--- begin PROVIDED MATERIAL ---

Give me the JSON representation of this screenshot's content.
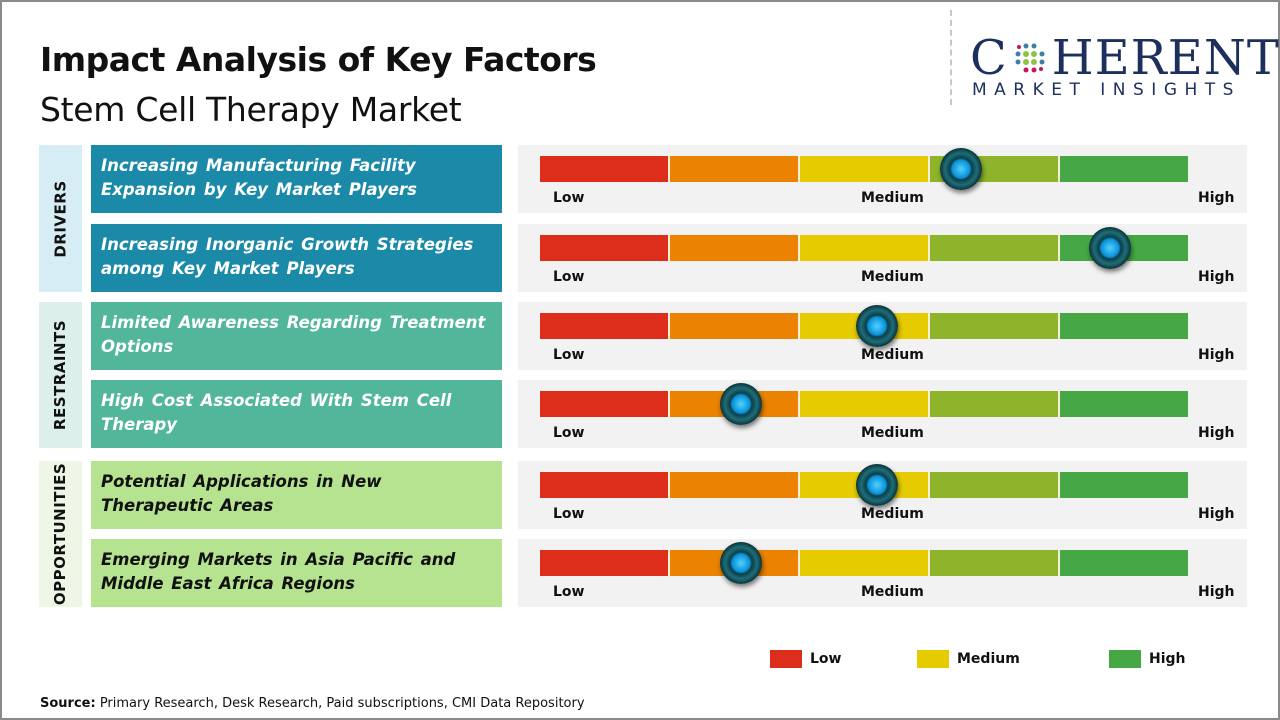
{
  "chart_data": {
    "type": "gauge",
    "title": "Impact Analysis of Key Factors",
    "subtitle": "Stem Cell Therapy Market",
    "scale_labels": {
      "low": "Low",
      "medium": "Medium",
      "high": "High"
    },
    "segment_colors": [
      "#dc2e1a",
      "#eb8200",
      "#e5cb00",
      "#8db42a",
      "#45a844"
    ],
    "groups": [
      {
        "name": "DRIVERS",
        "color": "#1b8aa9",
        "label_bg": "#d6edf6",
        "text_color": "#ffffff",
        "factors": [
          {
            "label": "Increasing Manufacturing Facility Expansion by Key Market Players",
            "impact": 0.65
          },
          {
            "label": "Increasing Inorganic Growth Strategies among Key Market Players",
            "impact": 0.88
          }
        ]
      },
      {
        "name": "RESTRAINTS",
        "color": "#52b79a",
        "label_bg": "#dcefeb",
        "text_color": "#ffffff",
        "factors": [
          {
            "label": "Limited Awareness Regarding Treatment Options",
            "impact": 0.52
          },
          {
            "label": "High Cost Associated With Stem Cell Therapy",
            "impact": 0.31
          }
        ]
      },
      {
        "name": "OPPORTUNITIES",
        "color": "#b5e38f",
        "label_bg": "#eef7e6",
        "text_color": "#111111",
        "factors": [
          {
            "label": "Potential Applications in New Therapeutic Areas",
            "impact": 0.52
          },
          {
            "label": "Emerging Markets in Asia Pacific and Middle East Africa Regions",
            "impact": 0.31
          }
        ]
      }
    ],
    "legend": [
      {
        "label": "Low",
        "color": "#dc2e1a"
      },
      {
        "label": "Medium",
        "color": "#e5cb00"
      },
      {
        "label": "High",
        "color": "#45a844"
      }
    ],
    "legend_position": "bottom-right"
  },
  "logo": {
    "main": "COHERENT",
    "sub": "MARKET INSIGHTS"
  },
  "source": {
    "label": "Source:",
    "text": " Primary Research, Desk Research, Paid subscriptions, CMI Data Repository"
  }
}
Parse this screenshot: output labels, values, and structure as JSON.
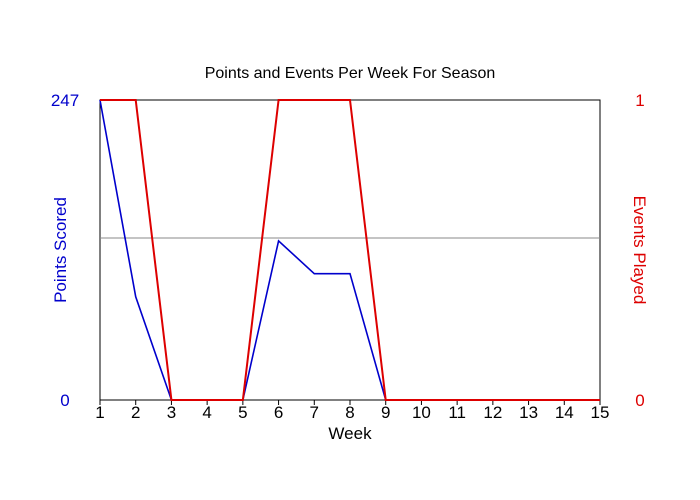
{
  "chart_data": {
    "type": "line",
    "title": "Points and Events Per Week For Season",
    "xlabel": "Week",
    "x": [
      1,
      2,
      3,
      4,
      5,
      6,
      7,
      8,
      9,
      10,
      11,
      12,
      13,
      14,
      15
    ],
    "x_tick_labels": [
      "1",
      "2",
      "3",
      "4",
      "5",
      "6",
      "7",
      "8",
      "9",
      "10",
      "11",
      "12",
      "13",
      "14",
      "15"
    ],
    "xlim": [
      1,
      15
    ],
    "grid": false,
    "axes": {
      "left": {
        "label": "Points Scored",
        "range": [
          0,
          247
        ],
        "tick_labels": [
          "0",
          "247"
        ],
        "color": "#0000cc"
      },
      "right": {
        "label": "Events Played",
        "range": [
          0,
          1
        ],
        "tick_labels": [
          "0",
          "1"
        ],
        "color": "#dd0000"
      }
    },
    "series": [
      {
        "axis": "left",
        "color": "#0000cc",
        "values": [
          247,
          85,
          0,
          0,
          0,
          131,
          104,
          104,
          0,
          0,
          0,
          0,
          0,
          0,
          0
        ]
      },
      {
        "axis": "right",
        "color": "#dd0000",
        "values": [
          1,
          1,
          0,
          0,
          0,
          1,
          1,
          1,
          0,
          0,
          0,
          0,
          0,
          0,
          0
        ]
      }
    ],
    "reference_line": {
      "axis": "right",
      "value": 0.54,
      "color": "#888888"
    }
  }
}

--- end PROVIDED MATERIAL ---

▶ THE EXERCISE: Collect every line above that contains the word "Week".

▶ EXERCISE RESPONSE:
    "title": "Points and Events Per Week For Season",
    "xlabel": "Week",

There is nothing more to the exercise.